- [Exercise task] Reproduce each line exactly, including spacing and punctuation.

- [Records shown]
==*==
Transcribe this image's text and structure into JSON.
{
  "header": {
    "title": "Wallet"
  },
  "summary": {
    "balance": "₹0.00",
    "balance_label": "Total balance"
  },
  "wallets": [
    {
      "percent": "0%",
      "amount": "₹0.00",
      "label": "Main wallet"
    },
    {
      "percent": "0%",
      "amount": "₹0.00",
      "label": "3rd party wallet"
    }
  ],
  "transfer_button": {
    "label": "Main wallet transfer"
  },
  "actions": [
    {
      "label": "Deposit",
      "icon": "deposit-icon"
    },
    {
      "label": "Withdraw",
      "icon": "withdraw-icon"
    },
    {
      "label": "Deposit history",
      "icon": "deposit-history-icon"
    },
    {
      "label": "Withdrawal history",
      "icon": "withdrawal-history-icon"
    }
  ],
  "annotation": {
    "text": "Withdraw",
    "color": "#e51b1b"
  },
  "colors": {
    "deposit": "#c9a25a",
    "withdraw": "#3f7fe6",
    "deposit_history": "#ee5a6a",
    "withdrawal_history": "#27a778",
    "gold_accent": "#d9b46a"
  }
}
==*==
- [Output for this exercise]
Transcribe this image's text and structure into JSON.
{
  "header": {
    "title": "Wallet"
  },
  "summary": {
    "balance": "₹0.00",
    "balance_label": "Total balance"
  },
  "wallets": [
    {
      "percent": "0%",
      "amount": "₹0.00",
      "label": "Main wallet"
    },
    {
      "percent": "0%",
      "amount": "₹0.00",
      "label": "3rd party wallet"
    }
  ],
  "transfer_button": {
    "label": "Main wallet transfer"
  },
  "actions": [
    {
      "label": "Deposit",
      "icon": "deposit-icon"
    },
    {
      "label": "Withdraw",
      "icon": "withdraw-icon"
    },
    {
      "label": "Deposit history",
      "icon": "deposit-history-icon"
    },
    {
      "label": "Withdrawal history",
      "icon": "withdrawal-history-icon"
    }
  ],
  "annotation": {
    "text": "Withdraw",
    "color": "#e51b1b"
  },
  "colors": {
    "deposit": "#c9a25a",
    "withdraw": "#3f7fe6",
    "deposit_history": "#ee5a6a",
    "withdrawal_history": "#27a778",
    "gold_accent": "#d9b46a"
  }
}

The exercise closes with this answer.